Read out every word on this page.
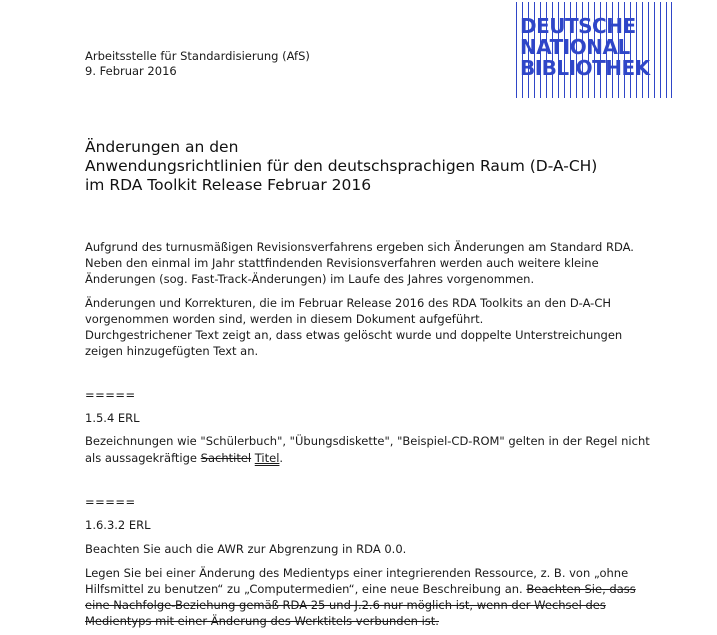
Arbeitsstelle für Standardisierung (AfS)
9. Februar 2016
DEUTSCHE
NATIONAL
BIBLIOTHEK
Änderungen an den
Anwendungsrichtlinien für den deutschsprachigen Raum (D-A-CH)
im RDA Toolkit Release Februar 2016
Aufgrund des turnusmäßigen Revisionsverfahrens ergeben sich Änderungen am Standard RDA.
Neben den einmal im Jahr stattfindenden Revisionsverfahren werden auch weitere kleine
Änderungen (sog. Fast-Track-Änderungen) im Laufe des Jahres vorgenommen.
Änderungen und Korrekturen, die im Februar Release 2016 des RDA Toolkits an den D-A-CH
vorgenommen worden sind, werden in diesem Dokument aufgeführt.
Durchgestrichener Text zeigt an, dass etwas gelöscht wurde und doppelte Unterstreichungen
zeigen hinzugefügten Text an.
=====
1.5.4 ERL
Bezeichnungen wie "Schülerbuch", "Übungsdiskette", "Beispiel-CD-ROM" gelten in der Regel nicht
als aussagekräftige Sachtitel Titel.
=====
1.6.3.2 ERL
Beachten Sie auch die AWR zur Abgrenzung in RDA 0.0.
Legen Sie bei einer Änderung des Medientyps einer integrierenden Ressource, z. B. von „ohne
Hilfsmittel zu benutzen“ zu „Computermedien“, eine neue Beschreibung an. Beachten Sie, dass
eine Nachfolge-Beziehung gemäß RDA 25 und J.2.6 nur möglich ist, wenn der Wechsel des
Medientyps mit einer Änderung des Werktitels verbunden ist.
┄┄┄┄┄┄
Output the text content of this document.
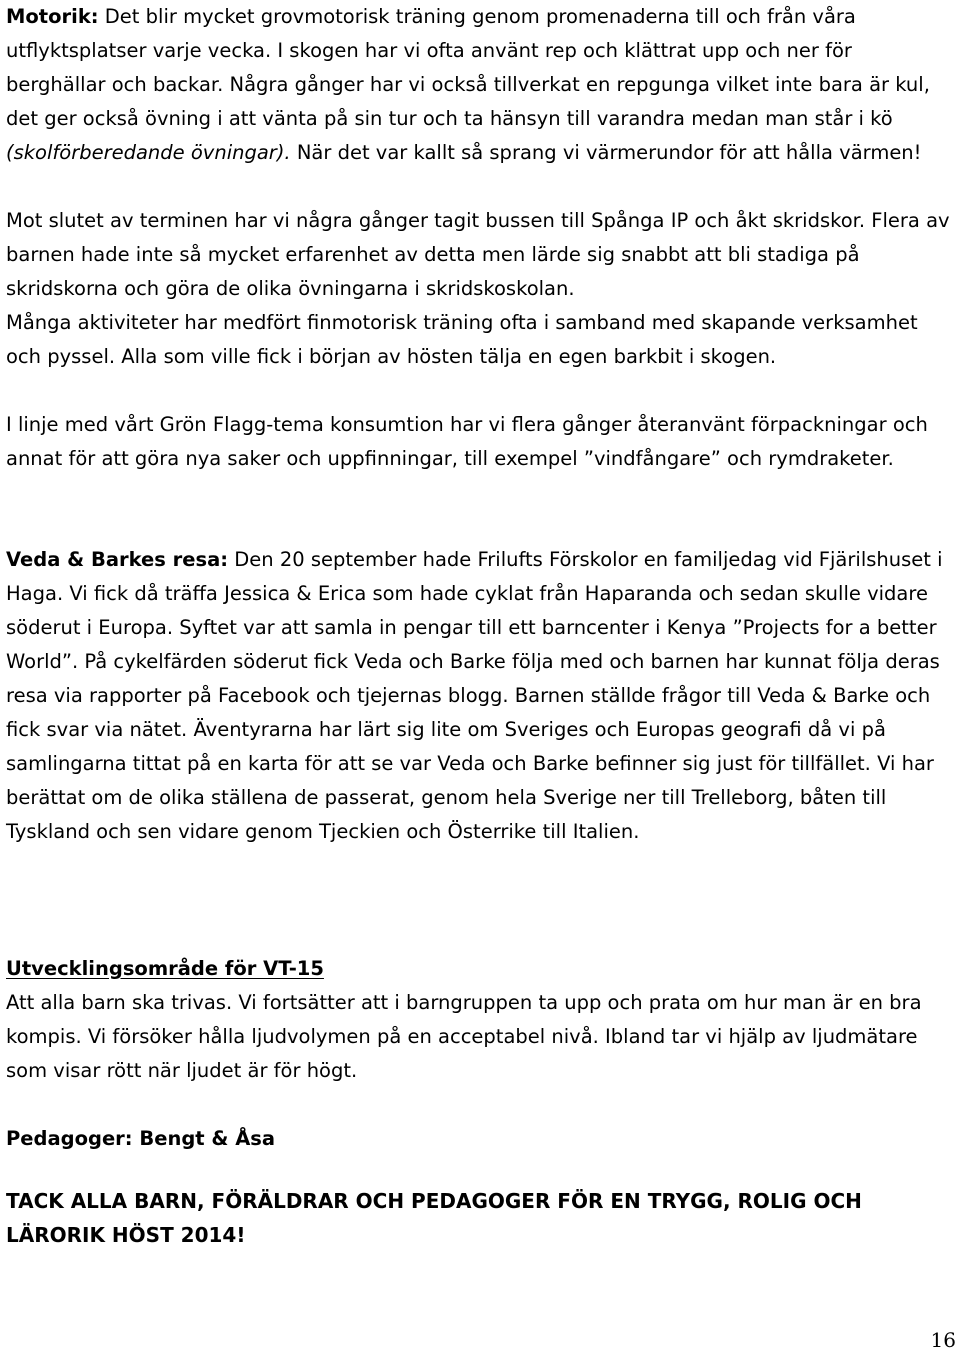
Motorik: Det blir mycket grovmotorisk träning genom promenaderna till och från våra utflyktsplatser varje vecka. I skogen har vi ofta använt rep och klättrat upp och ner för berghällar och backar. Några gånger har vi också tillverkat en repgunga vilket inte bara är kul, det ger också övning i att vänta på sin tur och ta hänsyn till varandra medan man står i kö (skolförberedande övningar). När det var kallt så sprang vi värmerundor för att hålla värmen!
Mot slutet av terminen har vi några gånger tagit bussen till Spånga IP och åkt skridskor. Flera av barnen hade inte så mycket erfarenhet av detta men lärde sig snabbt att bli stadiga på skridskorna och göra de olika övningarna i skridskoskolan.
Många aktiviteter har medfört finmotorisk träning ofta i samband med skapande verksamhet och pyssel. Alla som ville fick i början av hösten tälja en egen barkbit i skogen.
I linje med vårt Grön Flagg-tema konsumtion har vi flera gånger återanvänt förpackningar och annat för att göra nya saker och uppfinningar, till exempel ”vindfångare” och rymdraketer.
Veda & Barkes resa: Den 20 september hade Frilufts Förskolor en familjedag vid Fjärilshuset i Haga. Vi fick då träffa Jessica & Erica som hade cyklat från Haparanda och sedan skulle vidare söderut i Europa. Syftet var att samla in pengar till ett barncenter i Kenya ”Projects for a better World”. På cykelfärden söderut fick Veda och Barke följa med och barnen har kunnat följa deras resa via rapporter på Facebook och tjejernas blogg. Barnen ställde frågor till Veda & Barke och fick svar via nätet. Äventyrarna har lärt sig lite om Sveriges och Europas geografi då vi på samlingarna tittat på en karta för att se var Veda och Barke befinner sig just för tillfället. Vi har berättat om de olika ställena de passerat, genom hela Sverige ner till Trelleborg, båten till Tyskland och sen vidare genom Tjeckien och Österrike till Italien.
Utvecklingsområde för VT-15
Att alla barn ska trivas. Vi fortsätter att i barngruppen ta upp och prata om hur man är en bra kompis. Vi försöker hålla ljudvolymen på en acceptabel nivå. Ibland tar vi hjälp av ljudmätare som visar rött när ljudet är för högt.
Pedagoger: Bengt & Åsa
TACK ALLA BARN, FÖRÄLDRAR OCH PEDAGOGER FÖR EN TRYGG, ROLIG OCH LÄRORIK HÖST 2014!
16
┄┄┄┄┄┄
** WORK TO COMPLETE **
Report every line of the data above that contains the string "gånger" by copying it in full.

** SOLUTION FOR THIS EXERCISE **
Motorik: Det blir mycket grovmotorisk träning genom promenaderna till och från våra utflyktsplatser varje vecka. I skogen har vi ofta använt rep och klättrat upp och ner för berghällar och backar. Några gånger har vi också tillverkat en repgunga vilket inte bara är kul, det ger också övning i att vänta på sin tur och ta hänsyn till varandra medan man står i kö (skolförberedande övningar). När det var kallt så sprang vi värmerundor för att hålla värmen!
Mot slutet av terminen har vi några gånger tagit bussen till Spånga IP och åkt skridskor. Flera av barnen hade inte så mycket erfarenhet av detta men lärde sig snabbt att bli stadiga på skridskorna och göra de olika övningarna i skridskoskolan.
I linje med vårt Grön Flagg-tema konsumtion har vi flera gånger återanvänt förpackningar och annat för att göra nya saker och uppfinningar, till exempel ”vindfångare” och rymdraketer.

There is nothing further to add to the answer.